▶ **Required work**
Write out all lines holding the word "Meunier".

(Extracted records)
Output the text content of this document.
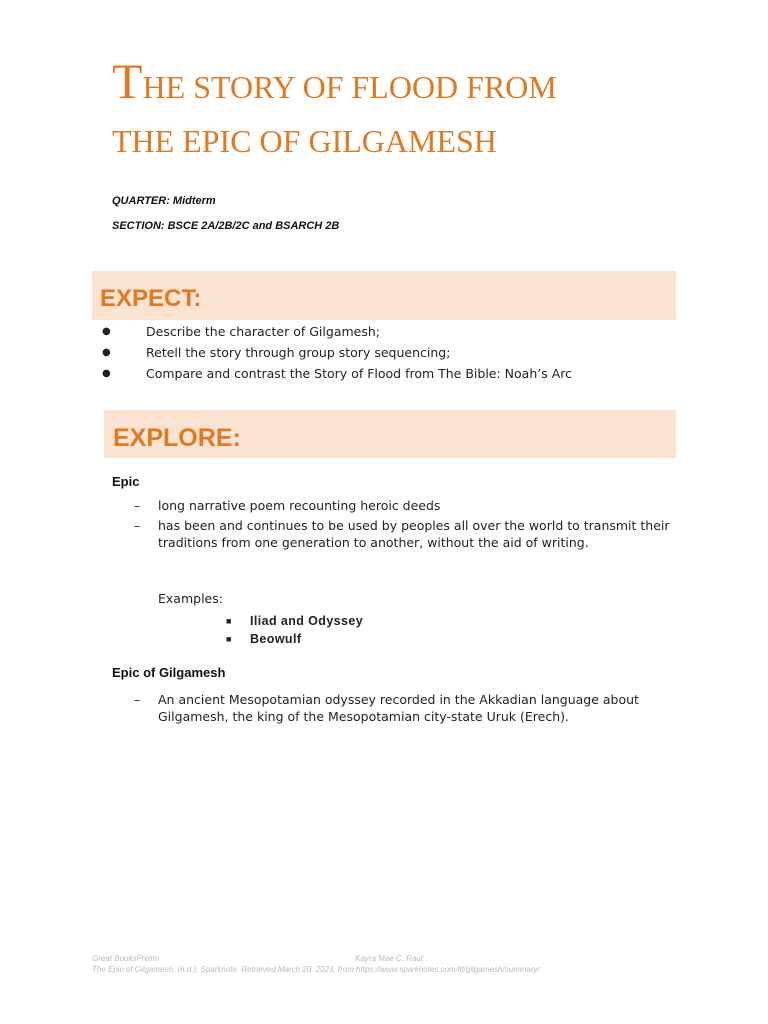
THE STORY OF FLOOD FROM
THE EPIC OF GILGAMESH
QUARTER: Midterm
SECTION: BSCE 2A/2B/2C and BSARCH 2B
EXPECT:
●	Describe the character of Gilgamesh;
●	Retell the story through group story sequencing;
●	Compare and contrast the Story of Flood from The Bible: Noah’s Arc
EXPLORE:
Epic
–	long narrative poem recounting heroic deeds
–	has been and continues to be used by peoples all over the world to transmit their traditions from one generation to another, without the aid of writing.
Examples:
■	Iliad and Odyssey
■	Beowulf
Epic of Gilgamesh
–	An ancient Mesopotamian odyssey recorded in the Akkadian language about Gilgamesh, the king of the Mesopotamian city-state Uruk (Erech).
Great BooksPrelim	Kayra Mae C. Raut
The Epic of Gilgamesh. (n.d.). Sparknote. Retrieved March 20, 2023, from https://www.sparknotes.com/lit/gilgamesh/summary/
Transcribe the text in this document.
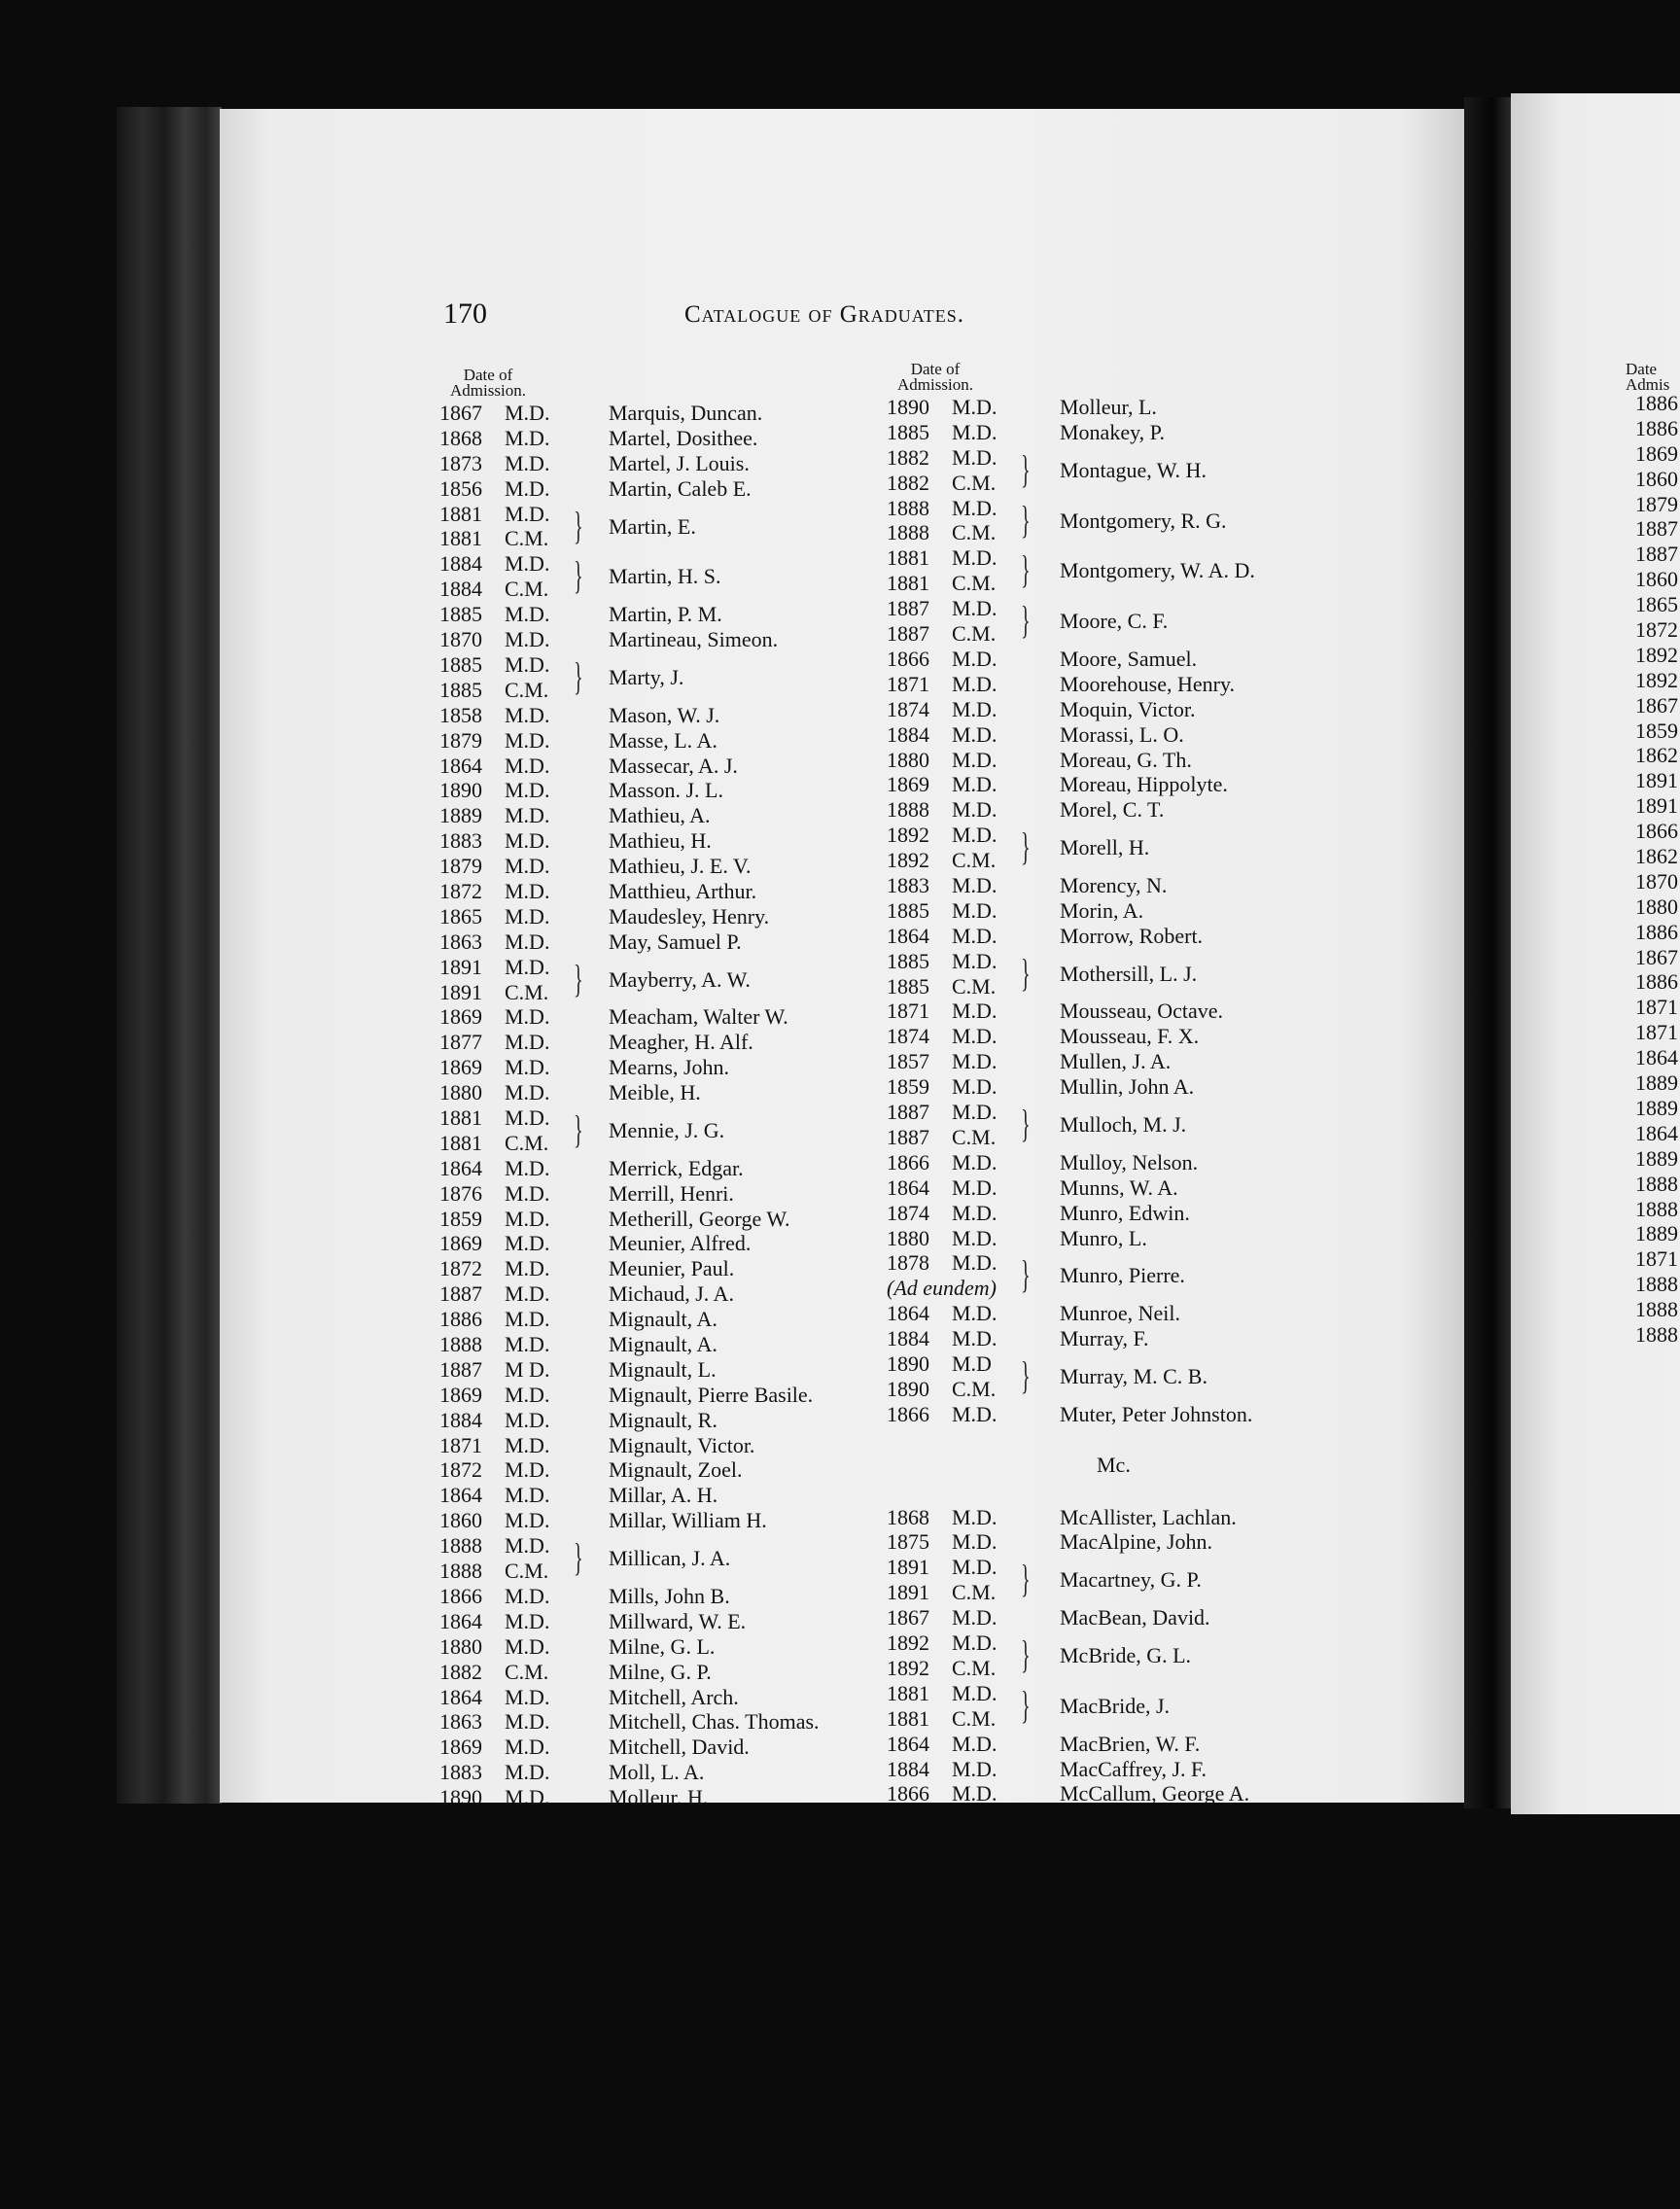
170	Catalogue of Graduates.
Date of
Admission.
1867 M.D.	Marquis, Duncan.
1868 M.D.	Martel, Dosithee.
1873 M.D.	Martel, J. Louis.
1856 M.D.	Martin, Caleb E.
1881 M.D.
1881 C.M. } Martin, E.
1884 M.D.
1884 C.M. } Martin, H. S.
1885 M.D.	Martin, P. M.
1870 M.D.	Martineau, Simeon.
1885 M.D.
1885 C.M. } Marty, J.
1858 M.D.	Mason, W. J.
1879 M.D.	Masse, L. A.
1864 M.D.	Massecar, A. J.
1890 M.D.	Masson. J. L.
1889 M.D.	Mathieu, A.
1883 M.D.	Mathieu, H.
1879 M.D.	Mathieu, J. E. V.
1872 M.D.	Matthieu, Arthur.
1865 M.D.	Maudesley, Henry.
1863 M.D.	May, Samuel P.
1891 M.D.
1891 C.M. } Mayberry, A. W.
1869 M.D.	Meacham, Walter W.
1877 M.D.	Meagher, H. Alf.
1869 M.D.	Mearns, John.
1880 M.D.	Meible, H.
1881 M.D.
1881 C.M. } Mennie, J. G.
1864 M.D.	Merrick, Edgar.
1876 M.D.	Merrill, Henri.
1859 M.D.	Metherill, George W.
1869 M.D.	Meunier, Alfred.
1872 M.D.	Meunier, Paul.
1887 M.D.	Michaud, J. A.
1886 M.D.	Mignault, A.
1888 M.D.	Mignault, A.
1887 M D.	Mignault, L.
1869 M.D.	Mignault, Pierre Basile.
1884 M.D.	Mignault, R.
1871 M.D.	Mignault, Victor.
1872 M.D.	Mignault, Zoel.
1864 M.D.	Millar, A. H.
1860 M.D.	Millar, William H.
1888 M.D.
1888 C.M. } Millican, J. A.
1866 M.D.	Mills, John B.
1864 M.D.	Millward, W. E.
1880 M.D.	Milne, G. L.
1882 C.M.	Milne, G. P.
1864 M.D.	Mitchell, Arch.
1863 M.D.	Mitchell, Chas. Thomas.
1869 M.D.	Mitchell, David.
1883 M.D.	Moll, L. A.
1890 M.D.	Molleur, H.
Date of
Admission.
1890 M.D.	Molleur, L.
1885 M.D.	Monakey, P.
1882 M.D.
1882 C.M. } Montague, W. H.
1888 M.D.
1888 C.M. } Montgomery, R. G.
1881 M.D.
1881 C.M. } Montgomery, W. A. D.
1887 M.D.
1887 C.M. } Moore, C. F.
1866 M.D.	Moore, Samuel.
1871 M.D.	Moorehouse, Henry.
1874 M.D.	Moquin, Victor.
1884 M.D.	Morassi, L. O.
1880 M.D.	Moreau, G. Th.
1869 M.D.	Moreau, Hippolyte.
1888 M.D.	Morel, C. T.
1892 M.D.
1892 C.M. } Morell, H.
1883 M.D.	Morency, N.
1885 M.D.	Morin, A.
1864 M.D.	Morrow, Robert.
1885 M.D.
1885 C.M. } Mothersill, L. J.
1871 M.D.	Mousseau, Octave.
1874 M.D.	Mousseau, F. X.
1857 M.D.	Mullen, J. A.
1859 M.D.	Mullin, John A.
1887 M.D.
1887 C.M. } Mulloch, M. J.
1866 M.D.	Mulloy, Nelson.
1864 M.D.	Munns, W. A.
1874 M.D.	Munro, Edwin.
1880 M.D.	Munro, L.
1878 M.D.
(Ad eundem) } Munro, Pierre.
1864 M.D.	Munroe, Neil.
1884 M.D.	Murray, F.
1890 M.D
1890 C.M. } Murray, M. C. B.
1866 M.D.	Muter, Peter Johnston.
Mc.
1868 M.D.	McAllister, Lachlan.
1875 M.D.	MacAlpine, John.
1891 M.D.
1891 C.M. } Macartney, G. P.
1867 M.D.	MacBean, David.
1892 M.D.
1892 C.M. } McBride, G. L.
1881 M.D.
1881 C.M. } MacBride, J.
1864 M.D.	MacBrien, W. F.
1884 M.D.	MacCaffrey, J. F.
1866 M.D.	McCallum, George A.
Date
Admis
1886
1886
1869
1860
1879
1887
1887
1860
1865
1872
1892
1892
1867
1859
1862
1891
1891
1866
1862
1870
1880
1886
1867
1886
1871
1871
1864
1889
1889
1864
1889
1888
1888
1889
1871
1888
1888
1888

▶ **Task answer**
1869 M.D.	Meunier, Alfred.
1872 M.D.	Meunier, Paul.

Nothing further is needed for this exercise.